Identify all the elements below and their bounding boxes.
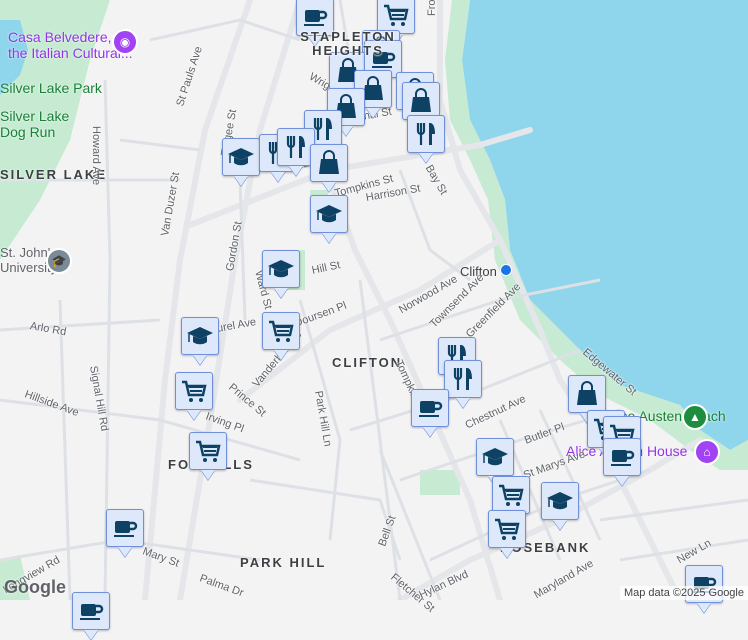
graduation-cap-icon bbox=[267, 255, 295, 283]
street-label: Howard Ave bbox=[90, 126, 102, 186]
neighborhood-stapleton-heights: STAPLETON HEIGHTS bbox=[300, 29, 396, 58]
coffee-cup-icon bbox=[111, 514, 139, 542]
graduation-cap-icon bbox=[227, 143, 255, 171]
graduation-cap-icon bbox=[186, 322, 214, 350]
restaurant-icon bbox=[282, 133, 310, 161]
shopping-cart-icon bbox=[180, 377, 208, 405]
marker-cart[interactable] bbox=[492, 476, 530, 514]
museum-icon[interactable]: ⌂ bbox=[694, 439, 720, 465]
map-attribution[interactable]: Map data ©2025 Google bbox=[619, 586, 748, 600]
marker-grad[interactable] bbox=[181, 317, 219, 355]
neighborhood-park-hill: PARK HILL bbox=[240, 555, 327, 570]
camera-icon[interactable]: ◉ bbox=[112, 29, 138, 55]
coffee-cup-icon bbox=[416, 394, 444, 422]
marker-cart[interactable] bbox=[488, 510, 526, 548]
coffee-cup-icon bbox=[77, 597, 105, 625]
marker-coffee[interactable] bbox=[72, 592, 110, 630]
marker-fork[interactable] bbox=[407, 115, 445, 153]
shopping-cart-icon bbox=[194, 437, 222, 465]
street-label: Front St bbox=[426, 0, 438, 16]
coffee-cup-icon bbox=[301, 3, 329, 31]
shopping-cart-icon bbox=[382, 1, 410, 29]
marker-fork[interactable] bbox=[444, 360, 482, 398]
restaurant-icon bbox=[449, 365, 477, 393]
marker-grad[interactable] bbox=[262, 250, 300, 288]
train-icon bbox=[500, 264, 512, 276]
shopping-cart-icon bbox=[497, 481, 525, 509]
marker-coffee[interactable] bbox=[411, 389, 449, 427]
coffee-cup-icon bbox=[608, 443, 636, 471]
restaurant-icon bbox=[412, 120, 440, 148]
marker-coffee[interactable] bbox=[603, 438, 641, 476]
poi-silver-lake-park[interactable]: Silver Lake Park bbox=[0, 80, 102, 96]
google-logo: Google bbox=[4, 577, 66, 597]
marker-grad[interactable] bbox=[222, 138, 260, 176]
graduation-cap-icon bbox=[315, 200, 343, 228]
marker-cart[interactable] bbox=[175, 372, 213, 410]
marker-bag[interactable] bbox=[568, 375, 606, 413]
shopping-cart-icon bbox=[267, 317, 295, 345]
shopping-bag-icon bbox=[407, 87, 435, 115]
graduation-cap-icon bbox=[546, 487, 574, 515]
shopping-cart-icon bbox=[493, 515, 521, 543]
marker-grad[interactable] bbox=[541, 482, 579, 520]
marker-cart[interactable] bbox=[189, 432, 227, 470]
poi-dog-run[interactable]: Silver Lake Dog Run bbox=[0, 108, 69, 140]
university-icon[interactable]: 🎓 bbox=[46, 248, 72, 274]
marker-grad[interactable] bbox=[476, 438, 514, 476]
park-tree-icon[interactable]: ▲ bbox=[682, 404, 708, 430]
marker-coffee[interactable] bbox=[106, 509, 144, 547]
neighborhood-clifton: CLIFTON bbox=[332, 355, 403, 370]
marker-cart[interactable] bbox=[262, 312, 300, 350]
shopping-bag-icon bbox=[315, 149, 343, 177]
marker-grad[interactable] bbox=[310, 195, 348, 233]
shopping-bag-icon bbox=[573, 380, 601, 408]
marker-bag[interactable] bbox=[310, 144, 348, 182]
graduation-cap-icon bbox=[481, 443, 509, 471]
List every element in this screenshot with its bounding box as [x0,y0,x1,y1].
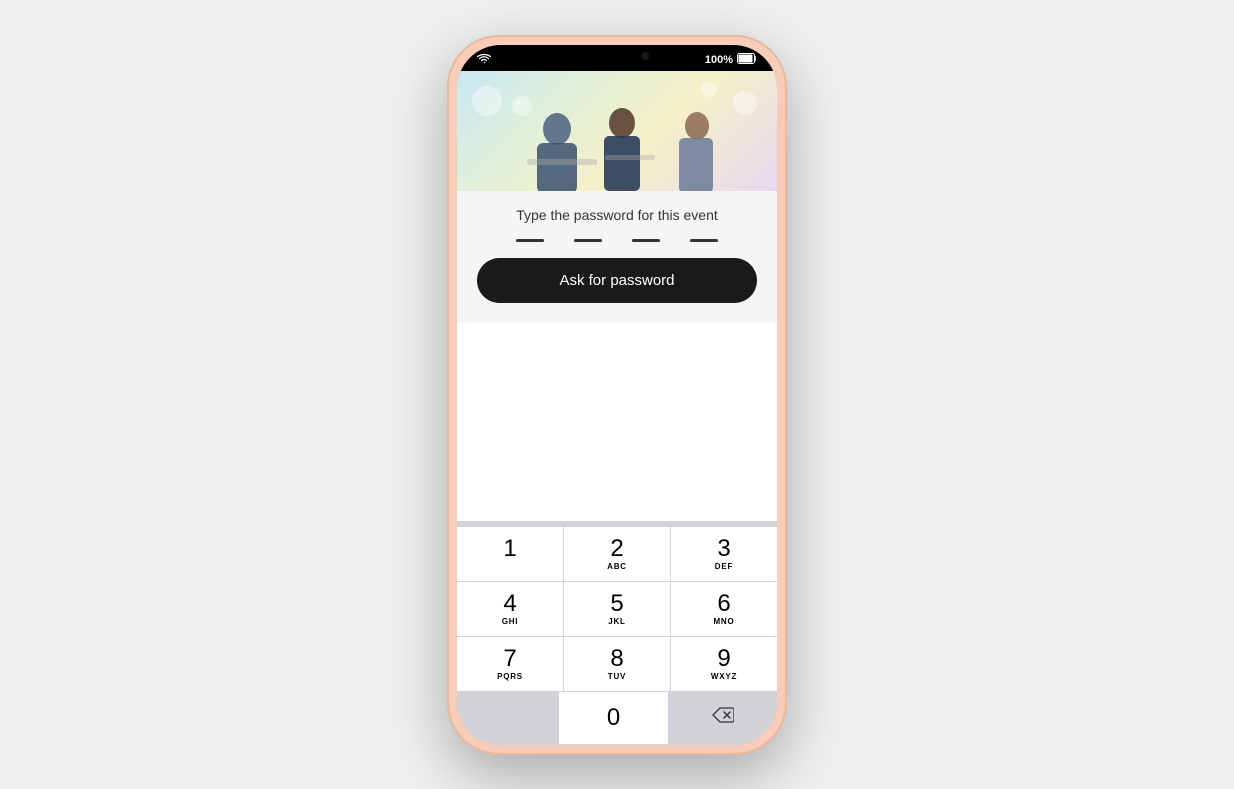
status-left [477,53,491,67]
keyboard-row-3: 7 PQRS 8 TUV 9 WXYZ [457,637,777,692]
keyboard-row-4: 0 [457,692,777,745]
status-right: 100% [705,53,757,67]
key-3[interactable]: 3 DEF [671,527,777,581]
password-area: Type the password for this event Ask for… [457,191,777,323]
key-7[interactable]: 7 PQRS [457,637,563,691]
prompt-text: Type the password for this event [477,207,757,223]
key-6[interactable]: 6 MNO [671,582,777,636]
keyboard-row-2: 4 GHI 5 JKL 6 MNO [457,582,777,637]
people-silhouettes [457,71,777,191]
key-9[interactable]: 9 WXYZ [671,637,777,691]
pin-dash-4 [690,239,718,242]
pin-dash-1 [516,239,544,242]
pin-dash-3 [632,239,660,242]
key-delete[interactable] [669,692,777,744]
key-2[interactable]: 2 ABC [564,527,670,581]
phone-frame: 100% [447,35,787,755]
ask-password-button[interactable]: Ask for password [477,258,757,303]
wifi-icon [477,53,491,67]
screen-content: Type the password for this event Ask for… [457,71,777,745]
phone-screen: 100% [457,45,777,745]
battery-icon [737,53,757,67]
key-4[interactable]: 4 GHI [457,582,563,636]
delete-icon [712,707,734,728]
pin-dash-2 [574,239,602,242]
keyboard-row-1: 1 2 ABC 3 DEF [457,527,777,582]
key-0[interactable]: 0 [559,692,667,744]
notch [567,45,667,67]
key-5[interactable]: 5 JKL [564,582,670,636]
key-8[interactable]: 8 TUV [564,637,670,691]
status-bar: 100% [457,45,777,71]
key-1[interactable]: 1 [457,527,563,581]
key-empty [458,692,558,744]
content-spacer [457,323,777,521]
numeric-keyboard: 1 2 ABC 3 DEF 4 GHI [457,521,777,745]
camera [641,52,649,60]
battery-percent: 100% [705,54,733,66]
event-image-banner [457,71,777,191]
pin-dashes [477,239,757,242]
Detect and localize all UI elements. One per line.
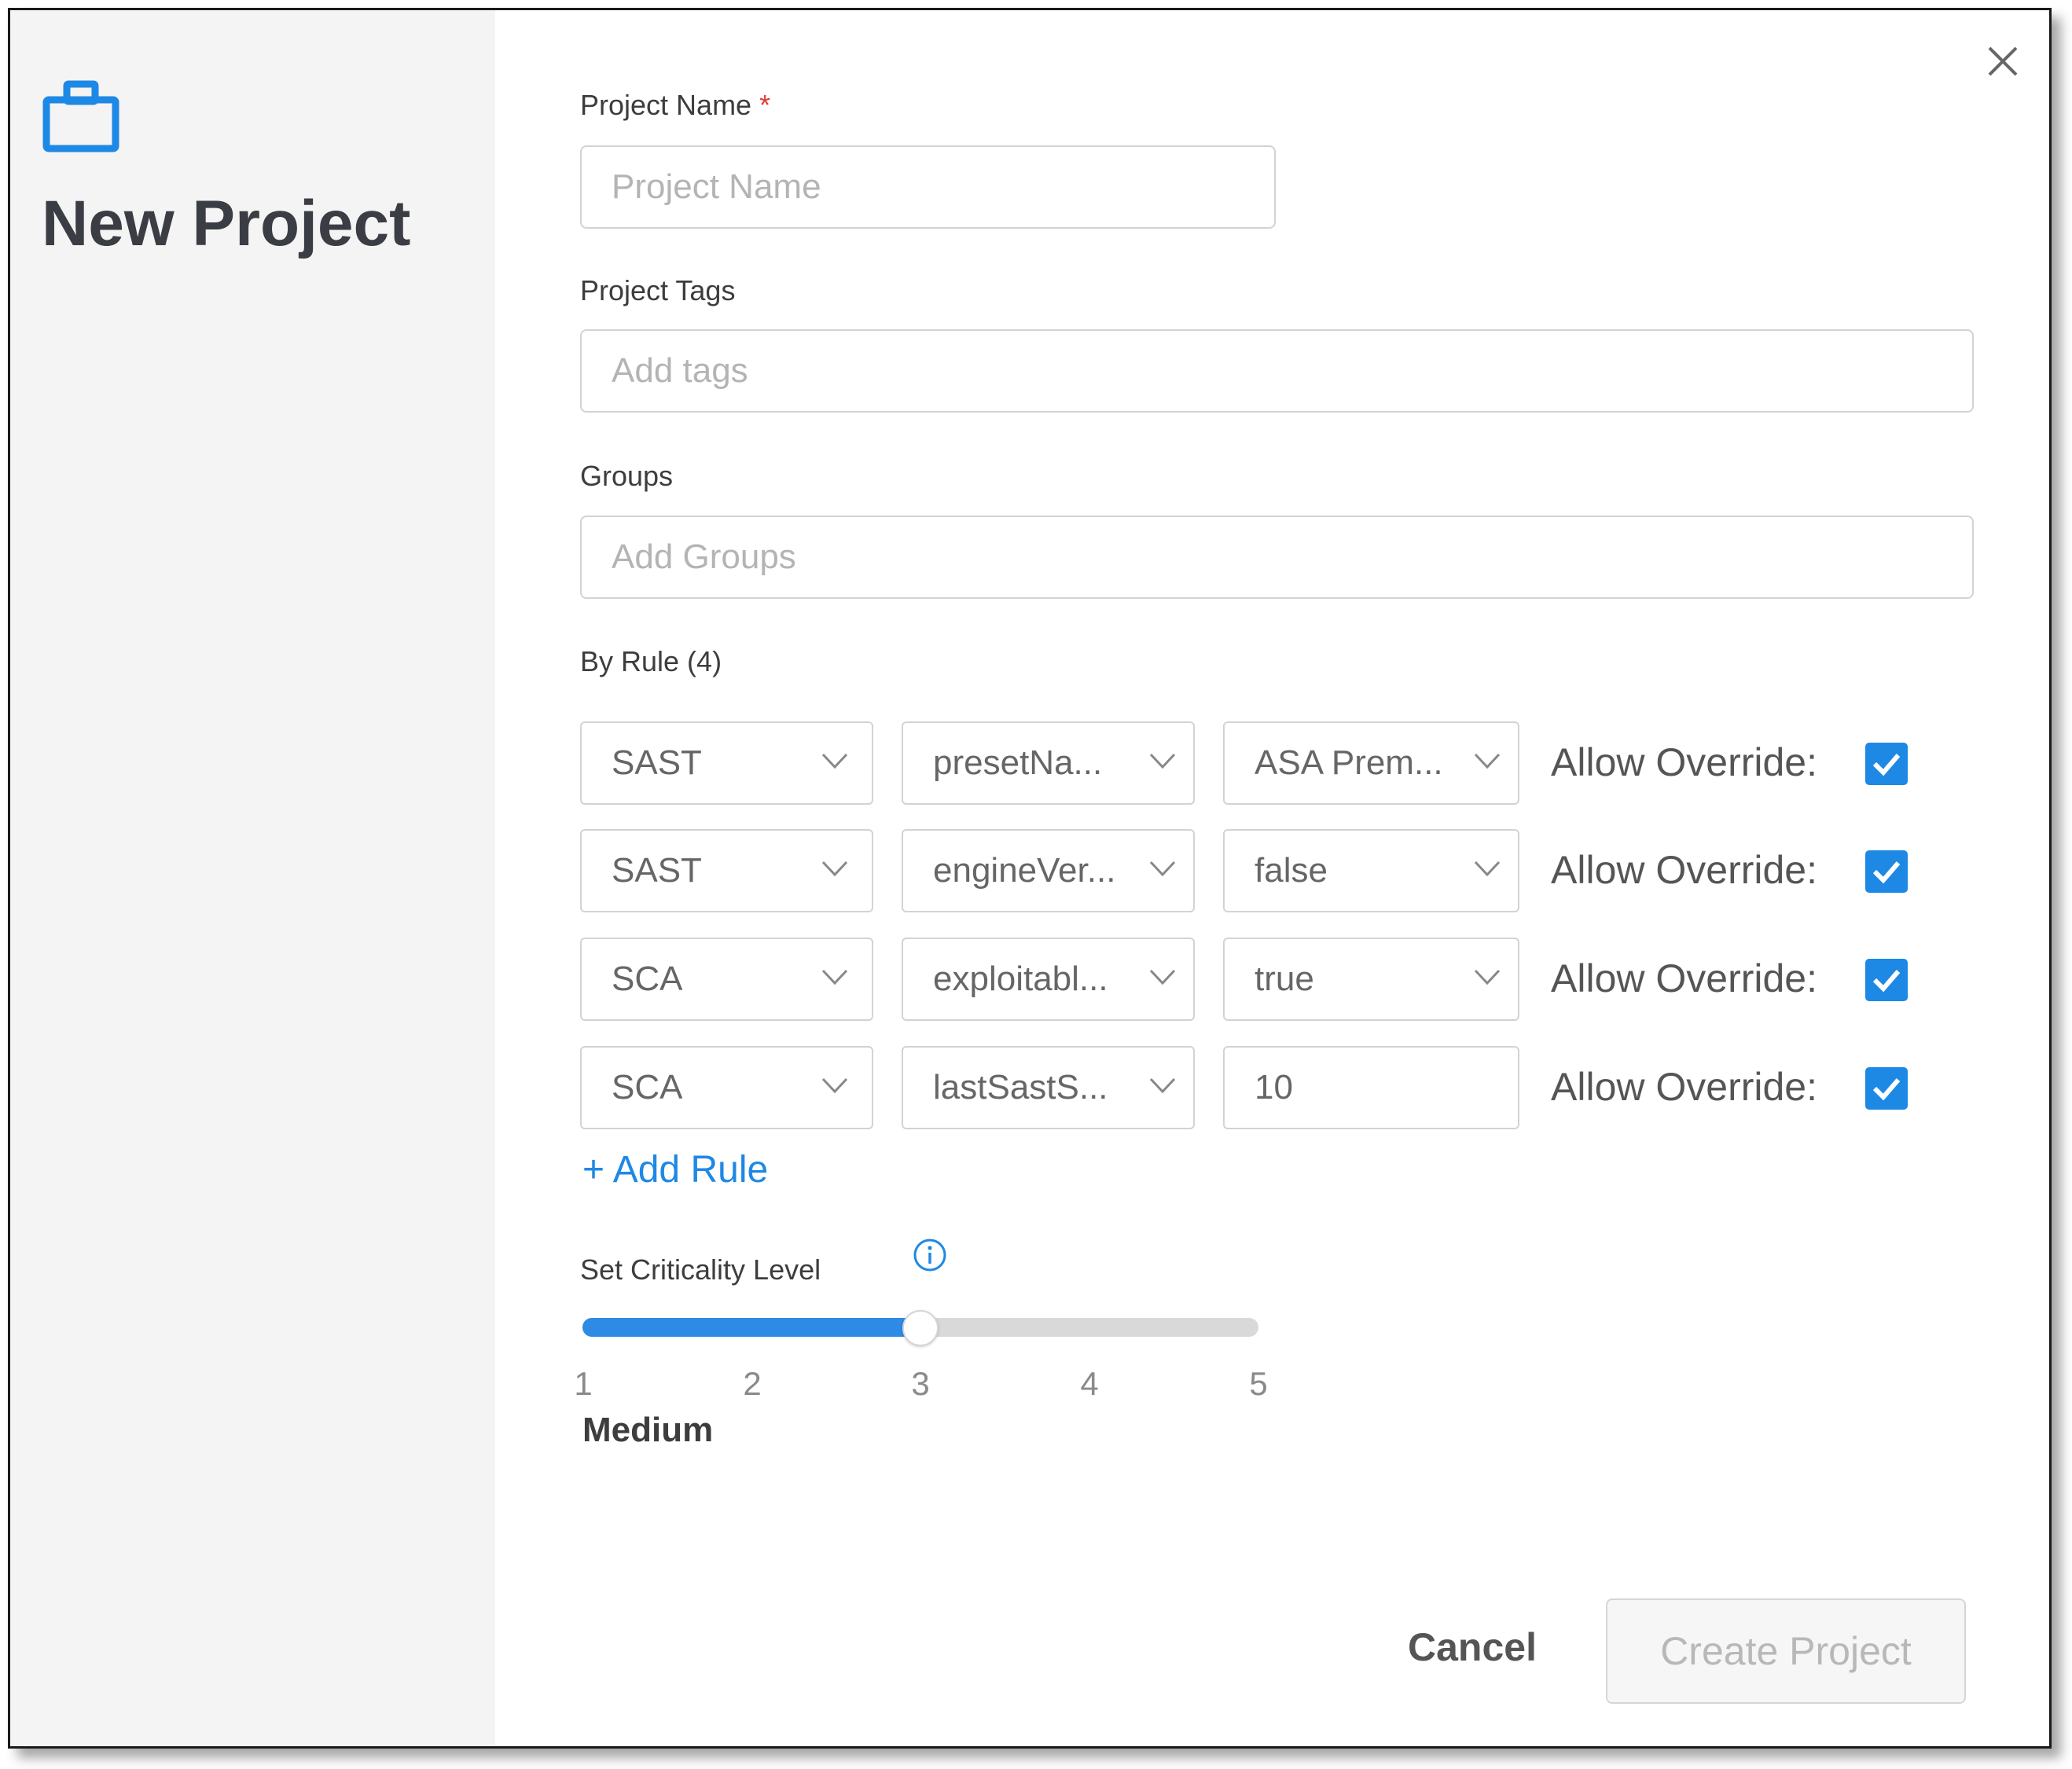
criticality-slider-handle[interactable] xyxy=(902,1310,939,1346)
slider-tick-label: 5 xyxy=(1249,1365,1268,1402)
checkmark-icon xyxy=(1872,861,1901,884)
rules-label: By Rule (4) xyxy=(580,645,722,677)
chevron-down-icon xyxy=(821,861,848,876)
allow-override-checkbox[interactable] xyxy=(1865,850,1908,893)
dialog-sidebar: New Project xyxy=(10,10,495,1746)
chevron-down-icon xyxy=(1474,861,1501,876)
rule-value-input[interactable]: 10 xyxy=(1223,1046,1519,1129)
chevron-down-icon xyxy=(821,969,848,985)
rule-engine-select[interactable]: SAST xyxy=(580,829,873,912)
checkmark-icon xyxy=(1872,970,1901,993)
dialog-title: New Project xyxy=(42,188,411,259)
rule-key-value: engineVer... xyxy=(933,851,1116,890)
checkmark-icon xyxy=(1872,754,1901,776)
allow-override-label: Allow Override: xyxy=(1551,740,1817,784)
chevron-down-icon xyxy=(1474,753,1501,769)
rule-engine-value: SCA xyxy=(612,960,683,998)
rule-value-select[interactable]: false xyxy=(1223,829,1519,912)
rule-engine-value: SAST xyxy=(612,743,702,782)
checkmark-icon xyxy=(1872,1078,1901,1101)
groups-input[interactable] xyxy=(580,516,1974,599)
info-icon[interactable] xyxy=(913,1238,947,1272)
rule-engine-value: SCA xyxy=(612,1068,683,1107)
cancel-button[interactable]: Cancel xyxy=(1394,1624,1551,1670)
slider-tick-label: 2 xyxy=(743,1365,762,1402)
criticality-label: Set Criticality Level xyxy=(580,1253,821,1286)
rule-key-select[interactable]: exploitabl... xyxy=(902,938,1195,1021)
groups-label: Groups xyxy=(580,460,674,492)
project-name-label: Project Name * xyxy=(580,89,771,121)
chevron-down-icon xyxy=(1149,969,1176,985)
chevron-down-icon xyxy=(821,753,848,769)
add-rule-link[interactable]: + Add Rule xyxy=(582,1148,768,1191)
rule-value-value: 10 xyxy=(1255,1068,1293,1107)
criticality-slider-fill xyxy=(582,1318,920,1337)
rule-key-value: exploitabl... xyxy=(933,960,1108,998)
slider-tick-label: 1 xyxy=(574,1365,593,1402)
chevron-down-icon xyxy=(821,1077,848,1093)
slider-tick-label: 4 xyxy=(1080,1365,1099,1402)
rule-engine-value: SAST xyxy=(612,851,702,890)
allow-override-label: Allow Override: xyxy=(1551,848,1817,892)
rule-value-select[interactable]: true xyxy=(1223,938,1519,1021)
project-tags-input[interactable] xyxy=(580,329,1974,413)
allow-override-checkbox[interactable] xyxy=(1865,959,1908,1001)
rule-engine-select[interactable]: SCA xyxy=(580,938,873,1021)
slider-tick-label: 3 xyxy=(911,1365,930,1402)
chevron-down-icon xyxy=(1474,969,1501,985)
rule-value-value: true xyxy=(1255,960,1314,998)
briefcase-icon xyxy=(42,80,119,152)
chevron-down-icon xyxy=(1149,1077,1176,1093)
criticality-value-label: Medium xyxy=(582,1411,714,1449)
allow-override-label: Allow Override: xyxy=(1551,956,1817,1000)
chevron-down-icon xyxy=(1149,861,1176,876)
project-name-input[interactable] xyxy=(580,145,1276,229)
create-project-button[interactable]: Create Project xyxy=(1606,1598,1966,1704)
rule-value-value: false xyxy=(1255,851,1328,890)
close-icon[interactable] xyxy=(1983,42,2022,81)
rule-key-select[interactable]: presetNa... xyxy=(902,721,1195,805)
allow-override-checkbox[interactable] xyxy=(1865,743,1908,785)
project-tags-label: Project Tags xyxy=(580,274,736,306)
rule-key-select[interactable]: lastSastS... xyxy=(902,1046,1195,1129)
rule-key-select[interactable]: engineVer... xyxy=(902,829,1195,912)
required-marker: * xyxy=(759,89,771,121)
rule-key-value: lastSastS... xyxy=(933,1068,1108,1107)
rule-engine-select[interactable]: SCA xyxy=(580,1046,873,1129)
new-project-dialog: New Project Project Name* Project Tags G… xyxy=(8,8,2052,1749)
rule-value-select[interactable]: ASA Prem... xyxy=(1223,721,1519,805)
allow-override-label: Allow Override: xyxy=(1551,1065,1817,1109)
rule-engine-select[interactable]: SAST xyxy=(580,721,873,805)
chevron-down-icon xyxy=(1149,753,1176,769)
allow-override-checkbox[interactable] xyxy=(1865,1067,1908,1110)
rule-key-value: presetNa... xyxy=(933,743,1103,782)
rule-value-value: ASA Prem... xyxy=(1255,743,1443,782)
————————
◆ TASK OBJECTIVE: Give the lines in the records from the one containing "status-left [477,53,491,67]" through the one containing "key-6[interactable]: 6 MNO [671,582,777,636]" as a JSON list of strings, one string per line, with blank lines left out.

◆ WRITTEN ANSWER:
[
  "status-left [477,53,491,67]",
  "keyboard-row-3: 7 PQRS 8 TUV 9 WXYZ [457,637,777,692]",
  "keyboard-row-4: 0 [457,692,777,745]",
  "status-right: 100% [705,53,757,67]",
  "key-3[interactable]: 3 DEF [671,527,777,581]",
  "password-area: Type the password for this event Ask for… [457,191,777,323]",
  "key-7[interactable]: 7 PQRS [457,637,563,691]",
  "prompt-text: Type the password for this event [477,207,757,223]",
  "key-6[interactable]: 6 MNO [671,582,777,636]"
]